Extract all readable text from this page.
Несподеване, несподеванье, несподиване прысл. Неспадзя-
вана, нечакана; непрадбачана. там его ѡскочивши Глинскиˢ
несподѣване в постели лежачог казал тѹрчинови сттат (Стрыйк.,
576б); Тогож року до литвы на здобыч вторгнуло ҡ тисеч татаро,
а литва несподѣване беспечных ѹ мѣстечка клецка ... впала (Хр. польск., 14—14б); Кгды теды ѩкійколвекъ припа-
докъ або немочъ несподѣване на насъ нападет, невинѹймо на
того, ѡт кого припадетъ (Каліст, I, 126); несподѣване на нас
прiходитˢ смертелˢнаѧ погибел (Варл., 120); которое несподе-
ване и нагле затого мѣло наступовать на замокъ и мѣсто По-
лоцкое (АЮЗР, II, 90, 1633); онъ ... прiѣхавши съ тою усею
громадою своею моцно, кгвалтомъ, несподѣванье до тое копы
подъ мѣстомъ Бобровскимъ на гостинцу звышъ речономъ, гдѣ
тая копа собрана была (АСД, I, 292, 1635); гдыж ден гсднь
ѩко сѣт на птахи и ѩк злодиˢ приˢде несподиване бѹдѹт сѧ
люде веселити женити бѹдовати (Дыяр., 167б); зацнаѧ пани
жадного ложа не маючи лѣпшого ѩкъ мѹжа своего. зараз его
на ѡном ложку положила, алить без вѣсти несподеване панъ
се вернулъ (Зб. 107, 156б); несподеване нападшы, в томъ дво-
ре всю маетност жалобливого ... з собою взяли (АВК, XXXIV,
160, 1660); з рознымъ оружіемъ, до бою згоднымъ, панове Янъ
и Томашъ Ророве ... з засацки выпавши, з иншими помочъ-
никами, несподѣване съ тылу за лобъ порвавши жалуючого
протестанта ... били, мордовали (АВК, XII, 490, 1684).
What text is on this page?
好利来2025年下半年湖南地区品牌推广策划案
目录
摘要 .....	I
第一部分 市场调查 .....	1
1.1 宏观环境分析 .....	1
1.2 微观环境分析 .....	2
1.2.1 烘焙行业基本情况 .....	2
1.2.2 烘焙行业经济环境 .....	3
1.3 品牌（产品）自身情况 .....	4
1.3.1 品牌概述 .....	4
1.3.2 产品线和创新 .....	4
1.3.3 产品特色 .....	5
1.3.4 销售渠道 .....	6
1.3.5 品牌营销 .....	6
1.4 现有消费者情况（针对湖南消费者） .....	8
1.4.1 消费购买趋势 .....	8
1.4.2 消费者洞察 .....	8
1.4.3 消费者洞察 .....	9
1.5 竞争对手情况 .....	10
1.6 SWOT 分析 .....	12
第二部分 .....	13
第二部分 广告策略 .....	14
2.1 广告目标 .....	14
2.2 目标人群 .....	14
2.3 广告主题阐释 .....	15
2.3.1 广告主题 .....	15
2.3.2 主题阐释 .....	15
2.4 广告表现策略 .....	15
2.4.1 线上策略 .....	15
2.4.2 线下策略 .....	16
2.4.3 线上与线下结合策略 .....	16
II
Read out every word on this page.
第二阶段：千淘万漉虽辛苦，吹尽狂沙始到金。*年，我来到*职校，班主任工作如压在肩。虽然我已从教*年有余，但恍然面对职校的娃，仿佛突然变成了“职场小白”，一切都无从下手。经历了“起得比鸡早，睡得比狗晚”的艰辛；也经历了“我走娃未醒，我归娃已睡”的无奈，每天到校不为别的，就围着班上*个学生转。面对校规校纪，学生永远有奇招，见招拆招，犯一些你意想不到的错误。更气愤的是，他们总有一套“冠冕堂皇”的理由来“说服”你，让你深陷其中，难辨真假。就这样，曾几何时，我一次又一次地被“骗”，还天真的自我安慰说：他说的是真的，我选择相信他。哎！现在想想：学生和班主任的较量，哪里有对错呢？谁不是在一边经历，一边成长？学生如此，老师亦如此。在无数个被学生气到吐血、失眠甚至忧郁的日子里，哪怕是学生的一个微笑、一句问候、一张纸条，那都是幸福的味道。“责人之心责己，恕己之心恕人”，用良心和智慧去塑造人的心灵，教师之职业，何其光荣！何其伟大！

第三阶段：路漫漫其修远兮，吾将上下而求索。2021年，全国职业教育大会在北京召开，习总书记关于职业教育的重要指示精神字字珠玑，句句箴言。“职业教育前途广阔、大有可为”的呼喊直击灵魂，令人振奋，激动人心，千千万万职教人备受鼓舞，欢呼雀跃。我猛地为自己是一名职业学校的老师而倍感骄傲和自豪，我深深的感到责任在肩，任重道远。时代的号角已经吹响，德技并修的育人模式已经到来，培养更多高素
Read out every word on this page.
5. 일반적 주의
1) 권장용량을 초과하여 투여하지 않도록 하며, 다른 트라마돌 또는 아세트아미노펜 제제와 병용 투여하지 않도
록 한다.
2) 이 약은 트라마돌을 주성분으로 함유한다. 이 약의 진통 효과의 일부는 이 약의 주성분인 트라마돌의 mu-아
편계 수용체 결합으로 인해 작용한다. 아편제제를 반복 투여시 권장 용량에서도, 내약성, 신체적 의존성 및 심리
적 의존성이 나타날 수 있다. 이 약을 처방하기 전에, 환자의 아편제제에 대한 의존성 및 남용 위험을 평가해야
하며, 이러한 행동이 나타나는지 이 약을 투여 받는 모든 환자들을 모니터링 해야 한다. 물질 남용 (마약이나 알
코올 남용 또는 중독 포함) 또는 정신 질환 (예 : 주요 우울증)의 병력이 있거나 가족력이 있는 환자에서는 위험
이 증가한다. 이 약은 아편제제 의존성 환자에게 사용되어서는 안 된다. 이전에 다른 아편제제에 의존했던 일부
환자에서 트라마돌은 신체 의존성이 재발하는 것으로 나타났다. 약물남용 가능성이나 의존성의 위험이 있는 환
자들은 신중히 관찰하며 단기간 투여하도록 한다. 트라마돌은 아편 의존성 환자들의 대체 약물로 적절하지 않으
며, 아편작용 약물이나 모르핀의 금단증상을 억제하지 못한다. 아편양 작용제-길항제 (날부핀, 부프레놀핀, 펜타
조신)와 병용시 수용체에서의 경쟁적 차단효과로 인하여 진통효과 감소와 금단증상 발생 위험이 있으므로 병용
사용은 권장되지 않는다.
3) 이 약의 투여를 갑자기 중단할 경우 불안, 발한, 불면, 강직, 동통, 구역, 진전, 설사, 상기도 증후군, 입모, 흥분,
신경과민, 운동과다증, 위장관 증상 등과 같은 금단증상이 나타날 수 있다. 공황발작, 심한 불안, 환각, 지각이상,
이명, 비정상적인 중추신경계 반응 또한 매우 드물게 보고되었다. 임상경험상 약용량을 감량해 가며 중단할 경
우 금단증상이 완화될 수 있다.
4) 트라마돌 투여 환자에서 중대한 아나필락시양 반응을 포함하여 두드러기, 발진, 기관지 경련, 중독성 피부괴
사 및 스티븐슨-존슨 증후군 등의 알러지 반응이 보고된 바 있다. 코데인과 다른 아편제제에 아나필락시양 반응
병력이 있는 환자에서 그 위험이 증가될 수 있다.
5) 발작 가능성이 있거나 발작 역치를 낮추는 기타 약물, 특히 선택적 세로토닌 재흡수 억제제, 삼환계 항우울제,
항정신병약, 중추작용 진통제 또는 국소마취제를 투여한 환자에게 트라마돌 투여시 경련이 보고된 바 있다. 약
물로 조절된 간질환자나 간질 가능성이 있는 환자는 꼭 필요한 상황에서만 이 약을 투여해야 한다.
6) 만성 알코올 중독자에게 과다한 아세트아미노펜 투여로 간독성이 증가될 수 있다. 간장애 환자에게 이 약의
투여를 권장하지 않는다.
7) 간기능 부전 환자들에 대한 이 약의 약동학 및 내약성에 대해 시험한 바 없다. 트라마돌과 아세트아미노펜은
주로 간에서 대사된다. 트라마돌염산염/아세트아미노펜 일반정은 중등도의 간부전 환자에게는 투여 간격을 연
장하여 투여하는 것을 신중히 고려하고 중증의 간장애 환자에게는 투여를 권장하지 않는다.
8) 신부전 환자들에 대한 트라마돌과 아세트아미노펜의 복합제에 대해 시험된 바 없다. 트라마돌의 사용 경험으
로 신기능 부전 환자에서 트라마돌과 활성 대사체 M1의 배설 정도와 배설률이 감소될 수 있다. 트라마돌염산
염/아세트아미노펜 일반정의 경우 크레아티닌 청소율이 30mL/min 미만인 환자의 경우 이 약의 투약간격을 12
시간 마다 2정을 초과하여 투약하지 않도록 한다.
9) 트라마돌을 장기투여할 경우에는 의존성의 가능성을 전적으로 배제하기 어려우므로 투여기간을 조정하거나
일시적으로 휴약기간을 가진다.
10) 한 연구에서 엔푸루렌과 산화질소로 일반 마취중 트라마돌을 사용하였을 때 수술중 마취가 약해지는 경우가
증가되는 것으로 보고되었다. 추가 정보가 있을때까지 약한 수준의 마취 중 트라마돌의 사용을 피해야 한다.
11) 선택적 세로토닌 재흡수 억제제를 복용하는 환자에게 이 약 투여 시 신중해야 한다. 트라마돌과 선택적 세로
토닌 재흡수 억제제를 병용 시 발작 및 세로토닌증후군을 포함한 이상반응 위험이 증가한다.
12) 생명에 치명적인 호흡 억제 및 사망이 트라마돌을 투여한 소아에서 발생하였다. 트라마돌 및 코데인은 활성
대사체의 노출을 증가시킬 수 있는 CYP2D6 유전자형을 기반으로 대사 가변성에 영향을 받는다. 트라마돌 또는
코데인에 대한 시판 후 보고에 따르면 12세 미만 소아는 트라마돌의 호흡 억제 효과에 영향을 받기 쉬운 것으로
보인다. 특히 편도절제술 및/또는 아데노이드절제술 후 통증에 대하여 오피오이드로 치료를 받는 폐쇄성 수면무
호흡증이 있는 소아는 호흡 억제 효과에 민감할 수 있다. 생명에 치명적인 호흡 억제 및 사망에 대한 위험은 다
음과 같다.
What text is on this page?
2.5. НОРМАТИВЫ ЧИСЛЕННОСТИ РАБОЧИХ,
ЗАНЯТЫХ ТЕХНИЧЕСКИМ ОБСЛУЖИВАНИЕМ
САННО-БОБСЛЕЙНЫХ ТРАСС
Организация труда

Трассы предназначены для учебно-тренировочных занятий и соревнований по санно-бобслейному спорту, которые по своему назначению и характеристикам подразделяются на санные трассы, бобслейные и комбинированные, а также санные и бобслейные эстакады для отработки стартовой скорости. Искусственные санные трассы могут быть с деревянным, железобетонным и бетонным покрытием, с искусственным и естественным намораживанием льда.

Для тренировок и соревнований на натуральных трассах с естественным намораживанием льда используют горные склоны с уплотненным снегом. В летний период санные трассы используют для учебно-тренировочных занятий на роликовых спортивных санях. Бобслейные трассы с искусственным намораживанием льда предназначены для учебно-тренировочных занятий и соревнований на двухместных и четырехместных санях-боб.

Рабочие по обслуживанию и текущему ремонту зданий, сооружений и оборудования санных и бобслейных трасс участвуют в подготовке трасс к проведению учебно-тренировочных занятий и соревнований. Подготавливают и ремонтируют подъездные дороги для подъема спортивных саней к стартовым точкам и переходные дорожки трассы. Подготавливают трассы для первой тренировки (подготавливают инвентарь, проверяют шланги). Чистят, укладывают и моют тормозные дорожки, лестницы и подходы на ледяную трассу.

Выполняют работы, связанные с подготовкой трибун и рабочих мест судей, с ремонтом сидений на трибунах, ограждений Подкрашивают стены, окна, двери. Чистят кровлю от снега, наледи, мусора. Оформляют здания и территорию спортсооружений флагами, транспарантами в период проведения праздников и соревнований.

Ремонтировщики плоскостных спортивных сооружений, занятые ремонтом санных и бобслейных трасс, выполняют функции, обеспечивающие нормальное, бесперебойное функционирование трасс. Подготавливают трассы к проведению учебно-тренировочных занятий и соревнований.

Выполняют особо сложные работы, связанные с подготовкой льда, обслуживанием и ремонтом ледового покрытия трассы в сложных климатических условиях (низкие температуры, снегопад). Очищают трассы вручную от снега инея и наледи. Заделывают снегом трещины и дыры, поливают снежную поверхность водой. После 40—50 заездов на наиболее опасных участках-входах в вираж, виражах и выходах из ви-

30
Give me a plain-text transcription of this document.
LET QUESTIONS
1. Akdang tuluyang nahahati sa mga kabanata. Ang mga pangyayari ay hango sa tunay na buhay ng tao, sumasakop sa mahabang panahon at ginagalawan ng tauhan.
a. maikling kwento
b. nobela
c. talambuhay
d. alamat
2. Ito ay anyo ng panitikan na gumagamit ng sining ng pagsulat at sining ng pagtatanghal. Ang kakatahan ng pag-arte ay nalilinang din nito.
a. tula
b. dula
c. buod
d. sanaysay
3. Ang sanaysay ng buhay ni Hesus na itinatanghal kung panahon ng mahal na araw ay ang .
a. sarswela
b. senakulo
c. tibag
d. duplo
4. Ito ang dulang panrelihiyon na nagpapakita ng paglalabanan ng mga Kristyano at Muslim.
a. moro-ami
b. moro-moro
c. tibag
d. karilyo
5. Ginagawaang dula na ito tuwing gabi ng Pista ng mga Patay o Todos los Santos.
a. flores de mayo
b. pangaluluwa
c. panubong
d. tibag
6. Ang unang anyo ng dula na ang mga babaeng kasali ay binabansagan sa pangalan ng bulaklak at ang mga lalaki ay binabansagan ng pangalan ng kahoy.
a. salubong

# # # #

* _TASK TO COMPLETE_
Show, from the listing above, each line that contains the word "금단증상이".

* _CORRECT RESULT_
신경과민, 운동과다증, 위장관 증상 등과 같은 금단증상이 나타날 수 있다. 공황발작, 심한 불안, 환각, 지각이상,
우 금단증상이 완화될 수 있다.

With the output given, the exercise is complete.